>> Begin
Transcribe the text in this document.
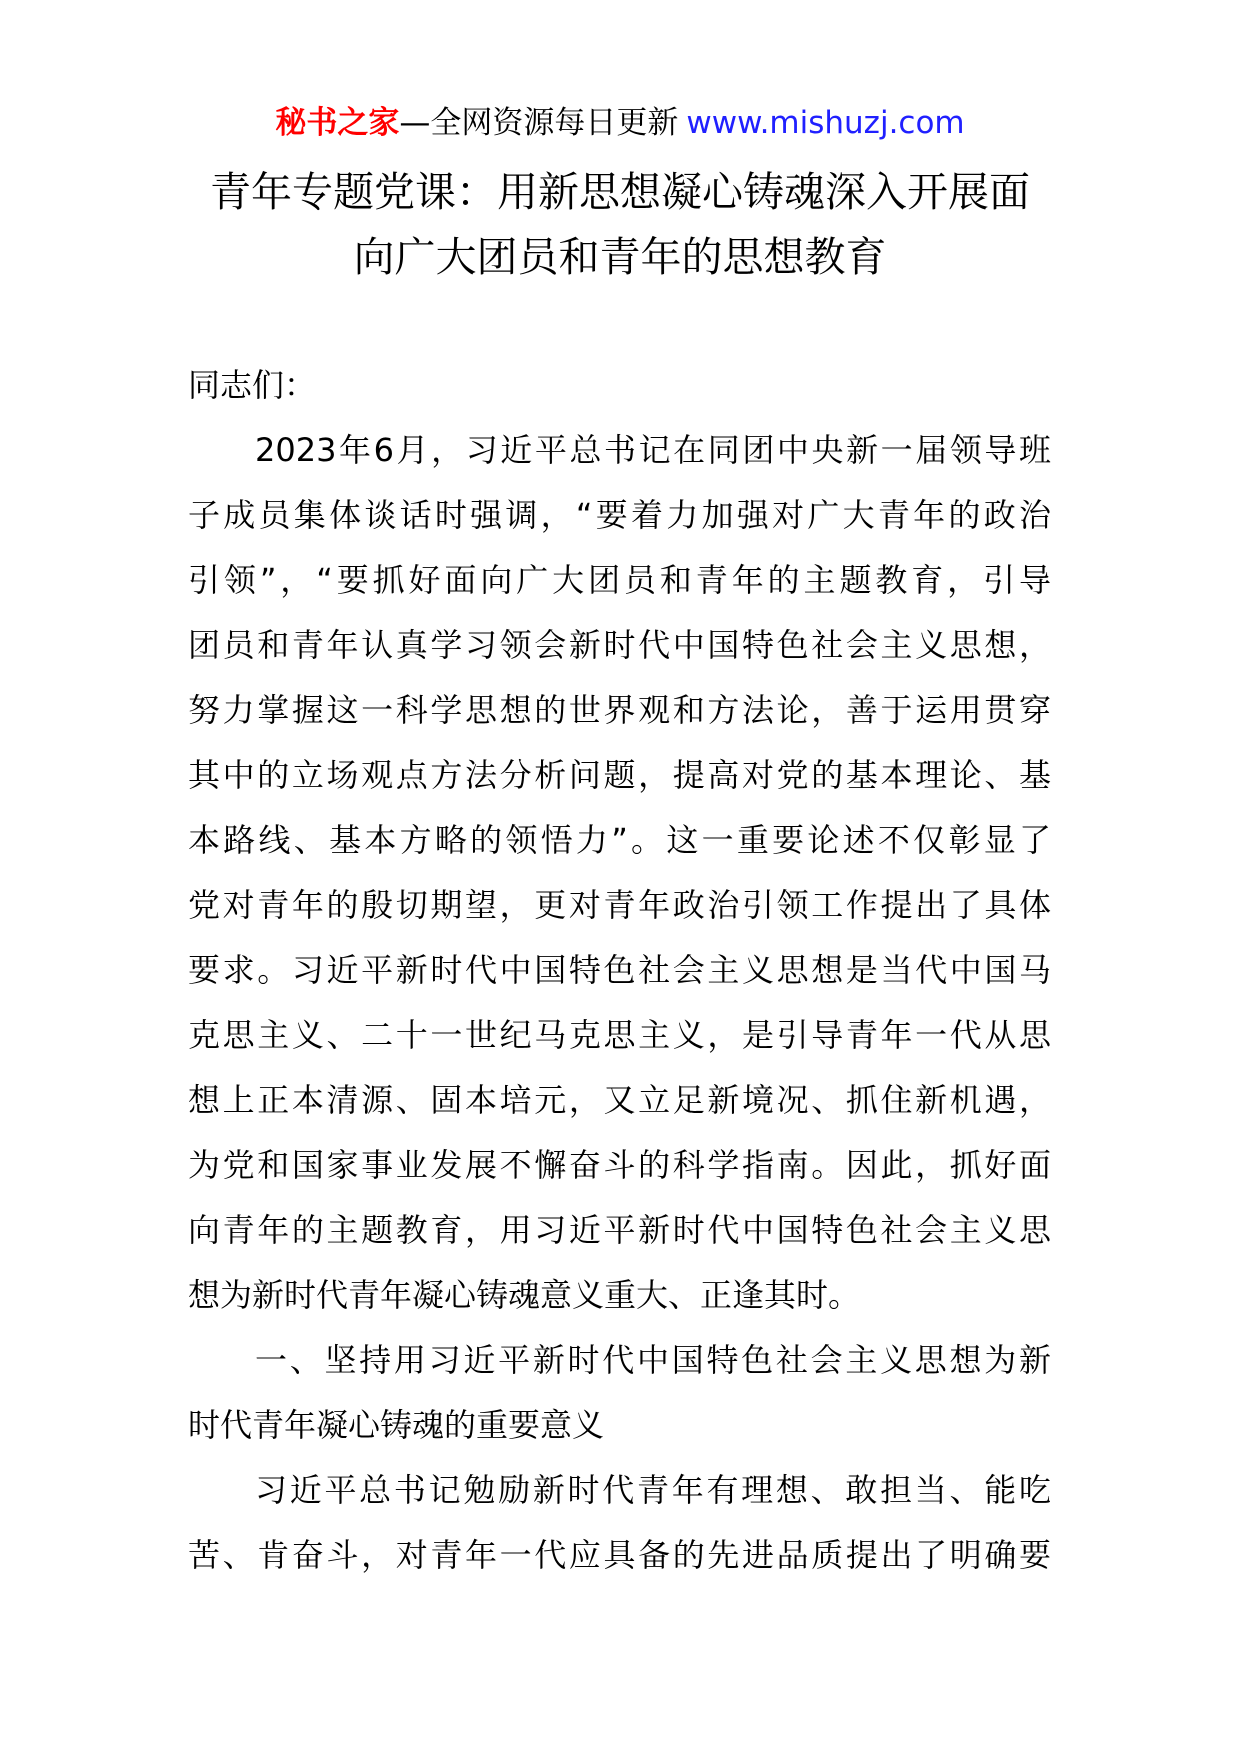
秘书之家—全网资源每日更新 www.mishuzj.com
青年专题党课：用新思想凝心铸魂深入开展面
向广大团员和青年的思想教育
同志们：
2023年6月，习近平总书记在同团中央新一届领导班
子成员集体谈话时强调，“要着力加强对广大青年的政治
引领”，“要抓好面向广大团员和青年的主题教育，引导
团员和青年认真学习领会新时代中国特色社会主义思想，
努力掌握这一科学思想的世界观和方法论，善于运用贯穿
其中的立场观点方法分析问题，提高对党的基本理论、基
本路线、基本方略的领悟力”。这一重要论述不仅彰显了
党对青年的殷切期望，更对青年政治引领工作提出了具体
要求。习近平新时代中国特色社会主义思想是当代中国马
克思主义、二十一世纪马克思主义，是引导青年一代从思
想上正本清源、固本培元，又立足新境况、抓住新机遇，
为党和国家事业发展不懈奋斗的科学指南。因此，抓好面
向青年的主题教育，用习近平新时代中国特色社会主义思
想为新时代青年凝心铸魂意义重大、正逢其时。
一、坚持用习近平新时代中国特色社会主义思想为新
时代青年凝心铸魂的重要意义
习近平总书记勉励新时代青年有理想、敢担当、能吃
苦、肯奋斗，对青年一代应具备的先进品质提出了明确要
>> End
* _Given problem_
The entries above are to be returned exactly, without their pictures.

* _Exercise response_
Transcribe the text in this document.
秘书之家—全网资源每日更新 www.mishuzj.com
青年专题党课：用新思想凝心铸魂深入开展面
向广大团员和青年的思想教育
同志们：
2023年6月，习近平总书记在同团中央新一届领导班
子成员集体谈话时强调，“要着力加强对广大青年的政治
引领”，“要抓好面向广大团员和青年的主题教育，引导
团员和青年认真学习领会新时代中国特色社会主义思想，
努力掌握这一科学思想的世界观和方法论，善于运用贯穿
其中的立场观点方法分析问题，提高对党的基本理论、基
本路线、基本方略的领悟力”。这一重要论述不仅彰显了
党对青年的殷切期望，更对青年政治引领工作提出了具体
要求。习近平新时代中国特色社会主义思想是当代中国马
克思主义、二十一世纪马克思主义，是引导青年一代从思
想上正本清源、固本培元，又立足新境况、抓住新机遇，
为党和国家事业发展不懈奋斗的科学指南。因此，抓好面
向青年的主题教育，用习近平新时代中国特色社会主义思
想为新时代青年凝心铸魂意义重大、正逢其时。
一、坚持用习近平新时代中国特色社会主义思想为新
时代青年凝心铸魂的重要意义
习近平总书记勉励新时代青年有理想、敢担当、能吃
苦、肯奋斗，对青年一代应具备的先进品质提出了明确要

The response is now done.